OBJECTIVE
Here are some records; return them all exactly.

STORED ROWS
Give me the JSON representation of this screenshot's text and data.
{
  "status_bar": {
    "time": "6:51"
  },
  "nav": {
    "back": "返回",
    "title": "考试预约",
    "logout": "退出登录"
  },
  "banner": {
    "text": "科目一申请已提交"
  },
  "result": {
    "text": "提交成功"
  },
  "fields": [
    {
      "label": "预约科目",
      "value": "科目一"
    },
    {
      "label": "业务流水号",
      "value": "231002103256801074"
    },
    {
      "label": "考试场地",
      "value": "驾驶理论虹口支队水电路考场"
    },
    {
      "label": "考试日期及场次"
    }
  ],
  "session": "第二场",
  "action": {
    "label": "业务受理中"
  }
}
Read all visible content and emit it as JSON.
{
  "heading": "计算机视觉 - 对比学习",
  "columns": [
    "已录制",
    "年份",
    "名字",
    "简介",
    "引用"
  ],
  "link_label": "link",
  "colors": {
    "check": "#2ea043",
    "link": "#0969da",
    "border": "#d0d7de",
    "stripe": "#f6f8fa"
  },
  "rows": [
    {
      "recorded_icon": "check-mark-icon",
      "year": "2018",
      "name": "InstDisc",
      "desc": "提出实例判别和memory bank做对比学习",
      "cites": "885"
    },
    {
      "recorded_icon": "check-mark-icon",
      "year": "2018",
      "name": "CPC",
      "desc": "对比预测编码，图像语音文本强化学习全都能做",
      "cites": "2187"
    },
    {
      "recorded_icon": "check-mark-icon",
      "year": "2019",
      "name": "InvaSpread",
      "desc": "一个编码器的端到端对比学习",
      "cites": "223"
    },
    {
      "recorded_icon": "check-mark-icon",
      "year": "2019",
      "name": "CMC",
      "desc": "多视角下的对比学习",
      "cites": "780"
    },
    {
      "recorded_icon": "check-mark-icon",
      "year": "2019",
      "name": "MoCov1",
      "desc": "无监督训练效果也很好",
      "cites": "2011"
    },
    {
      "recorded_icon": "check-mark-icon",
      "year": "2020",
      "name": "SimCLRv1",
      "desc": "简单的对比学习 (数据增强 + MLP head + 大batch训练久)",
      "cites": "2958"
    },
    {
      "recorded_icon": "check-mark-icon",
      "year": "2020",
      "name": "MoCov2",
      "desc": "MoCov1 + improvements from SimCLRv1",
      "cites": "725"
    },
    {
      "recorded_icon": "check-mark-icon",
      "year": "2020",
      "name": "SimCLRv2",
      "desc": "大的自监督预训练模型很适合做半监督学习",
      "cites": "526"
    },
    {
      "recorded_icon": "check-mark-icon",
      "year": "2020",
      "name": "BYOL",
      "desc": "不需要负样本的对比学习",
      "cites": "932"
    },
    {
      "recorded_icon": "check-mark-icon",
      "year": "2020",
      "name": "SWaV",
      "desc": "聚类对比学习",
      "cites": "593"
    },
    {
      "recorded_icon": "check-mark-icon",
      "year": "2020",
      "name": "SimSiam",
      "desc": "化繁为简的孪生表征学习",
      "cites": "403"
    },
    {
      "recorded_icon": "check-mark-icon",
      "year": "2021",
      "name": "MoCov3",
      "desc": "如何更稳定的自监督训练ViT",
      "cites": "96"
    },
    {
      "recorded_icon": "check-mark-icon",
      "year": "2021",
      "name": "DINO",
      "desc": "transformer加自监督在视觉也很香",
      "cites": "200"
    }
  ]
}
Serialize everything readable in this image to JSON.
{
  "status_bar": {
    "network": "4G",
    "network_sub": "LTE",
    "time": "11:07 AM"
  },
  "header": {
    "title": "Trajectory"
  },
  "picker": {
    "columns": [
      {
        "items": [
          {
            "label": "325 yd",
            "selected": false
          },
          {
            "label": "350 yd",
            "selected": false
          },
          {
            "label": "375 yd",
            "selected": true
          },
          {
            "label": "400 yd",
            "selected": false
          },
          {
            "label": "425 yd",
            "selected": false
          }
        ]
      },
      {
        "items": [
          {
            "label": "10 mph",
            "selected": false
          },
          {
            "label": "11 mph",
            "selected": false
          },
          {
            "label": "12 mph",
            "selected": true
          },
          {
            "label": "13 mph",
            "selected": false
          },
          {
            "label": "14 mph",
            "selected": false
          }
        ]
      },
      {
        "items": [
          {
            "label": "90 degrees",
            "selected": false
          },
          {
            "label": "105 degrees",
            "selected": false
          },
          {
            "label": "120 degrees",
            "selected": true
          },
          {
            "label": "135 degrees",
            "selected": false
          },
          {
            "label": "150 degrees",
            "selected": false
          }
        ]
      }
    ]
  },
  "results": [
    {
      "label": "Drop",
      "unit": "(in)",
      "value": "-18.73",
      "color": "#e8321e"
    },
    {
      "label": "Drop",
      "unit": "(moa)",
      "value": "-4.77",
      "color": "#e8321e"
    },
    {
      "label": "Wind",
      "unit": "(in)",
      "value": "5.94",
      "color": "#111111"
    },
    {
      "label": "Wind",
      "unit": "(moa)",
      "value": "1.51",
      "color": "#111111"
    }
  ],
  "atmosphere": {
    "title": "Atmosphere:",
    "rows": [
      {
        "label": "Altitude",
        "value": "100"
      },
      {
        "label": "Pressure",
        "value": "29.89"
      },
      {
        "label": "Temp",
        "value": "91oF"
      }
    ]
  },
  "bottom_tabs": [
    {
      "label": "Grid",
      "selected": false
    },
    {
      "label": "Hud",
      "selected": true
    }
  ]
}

ANSWER TO THIS EXERCISE
Give me the JSON representation of this screenshot's text and data.
{
  "status_bar": {
    "time": "6:51"
  },
  "nav": {
    "back": "返回",
    "title": "考试预约",
    "logout": "退出登录"
  },
  "banner": {
    "text": "科目一申请已提交"
  },
  "result": {
    "text": "提交成功"
  },
  "fields": [
    {
      "label": "预约科目",
      "value": "科目一"
    },
    {
      "label": "业务流水号",
      "value": "231002103256801074"
    },
    {
      "label": "考试场地",
      "value": "驾驶理论虹口支队水电路考场"
    },
    {
      "label": "考试日期及场次"
    }
  ],
  "session": "第二场",
  "action": {
    "label": "业务受理中"
  }
}
Read all visible content and emit it as JSON.
{
  "heading": "计算机视觉 - 对比学习",
  "columns": [
    "已录制",
    "年份",
    "名字",
    "简介",
    "引用"
  ],
  "link_label": "link",
  "colors": {
    "check": "#2ea043",
    "link": "#0969da",
    "border": "#d0d7de",
    "stripe": "#f6f8fa"
  },
  "rows": [
    {
      "recorded_icon": "check-mark-icon",
      "year": "2018",
      "name": "InstDisc",
      "desc": "提出实例判别和memory bank做对比学习",
      "cites": "885"
    },
    {
      "recorded_icon": "check-mark-icon",
      "year": "2018",
      "name": "CPC",
      "desc": "对比预测编码，图像语音文本强化学习全都能做",
      "cites": "2187"
    },
    {
      "recorded_icon": "check-mark-icon",
      "year": "2019",
      "name": "InvaSpread",
      "desc": "一个编码器的端到端对比学习",
      "cites": "223"
    },
    {
      "recorded_icon": "check-mark-icon",
      "year": "2019",
      "name": "CMC",
      "desc": "多视角下的对比学习",
      "cites": "780"
    },
    {
      "recorded_icon": "check-mark-icon",
      "year": "2019",
      "name": "MoCov1",
      "desc": "无监督训练效果也很好",
      "cites": "2011"
    },
    {
      "recorded_icon": "check-mark-icon",
      "year": "2020",
      "name": "SimCLRv1",
      "desc": "简单的对比学习 (数据增强 + MLP head + 大batch训练久)",
      "cites": "2958"
    },
    {
      "recorded_icon": "check-mark-icon",
      "year": "2020",
      "name": "MoCov2",
      "desc": "MoCov1 + improvements from SimCLRv1",
      "cites": "725"
    },
    {
      "recorded_icon": "check-mark-icon",
      "year": "2020",
      "name": "SimCLRv2",
      "desc": "大的自监督预训练模型很适合做半监督学习",
      "cites": "526"
    },
    {
      "recorded_icon": "check-mark-icon",
      "year": "2020",
      "name": "BYOL",
      "desc": "不需要负样本的对比学习",
      "cites": "932"
    },
    {
      "recorded_icon": "check-mark-icon",
      "year": "2020",
      "name": "SWaV",
      "desc": "聚类对比学习",
      "cites": "593"
    },
    {
      "recorded_icon": "check-mark-icon",
      "year": "2020",
      "name": "SimSiam",
      "desc": "化繁为简的孪生表征学习",
      "cites": "403"
    },
    {
      "recorded_icon": "check-mark-icon",
      "year": "2021",
      "name": "MoCov3",
      "desc": "如何更稳定的自监督训练ViT",
      "cites": "96"
    },
    {
      "recorded_icon": "check-mark-icon",
      "year": "2021",
      "name": "DINO",
      "desc": "transformer加自监督在视觉也很香",
      "cites": "200"
    }
  ]
}
Serialize everything readable in this image to JSON.
{
  "status_bar": {
    "network": "4G",
    "network_sub": "LTE",
    "time": "11:07 AM"
  },
  "header": {
    "title": "Trajectory"
  },
  "picker": {
    "columns": [
      {
        "items": [
          {
            "label": "325 yd",
            "selected": false
          },
          {
            "label": "350 yd",
            "selected": false
          },
          {
            "label": "375 yd",
            "selected": true
          },
          {
            "label": "400 yd",
            "selected": false
          },
          {
            "label": "425 yd",
            "selected": false
          }
        ]
      },
      {
        "items": [
          {
            "label": "10 mph",
            "selected": false
          },
          {
            "label": "11 mph",
            "selected": false
          },
          {
            "label": "12 mph",
            "selected": true
          },
          {
            "label": "13 mph",
            "selected": false
          },
          {
            "label": "14 mph",
            "selected": false
          }
        ]
      },
      {
        "items": [
          {
            "label": "90 degrees",
            "selected": false
          },
          {
            "label": "105 degrees",
            "selected": false
          },
          {
            "label": "120 degrees",
            "selected": true
          },
          {
            "label": "135 degrees",
            "selected": false
          },
          {
            "label": "150 degrees",
            "selected": false
          }
        ]
      }
    ]
  },
  "results": [
    {
      "label": "Drop",
      "unit": "(in)",
      "value": "-18.73",
      "color": "#e8321e"
    },
    {
      "label": "Drop",
      "unit": "(moa)",
      "value": "-4.77",
      "color": "#e8321e"
    },
    {
      "label": "Wind",
      "unit": "(in)",
      "value": "5.94",
      "color": "#111111"
    },
    {
      "label": "Wind",
      "unit": "(moa)",
      "value": "1.51",
      "color": "#111111"
    }
  ],
  "atmosphere": {
    "title": "Atmosphere:",
    "rows": [
      {
        "label": "Altitude",
        "value": "100"
      },
      {
        "label": "Pressure",
        "value": "29.89"
      },
      {
        "label": "Temp",
        "value": "91oF"
      }
    ]
  },
  "bottom_tabs": [
    {
      "label": "Grid",
      "selected": false
    },
    {
      "label": "Hud",
      "selected": true
    }
  ]
}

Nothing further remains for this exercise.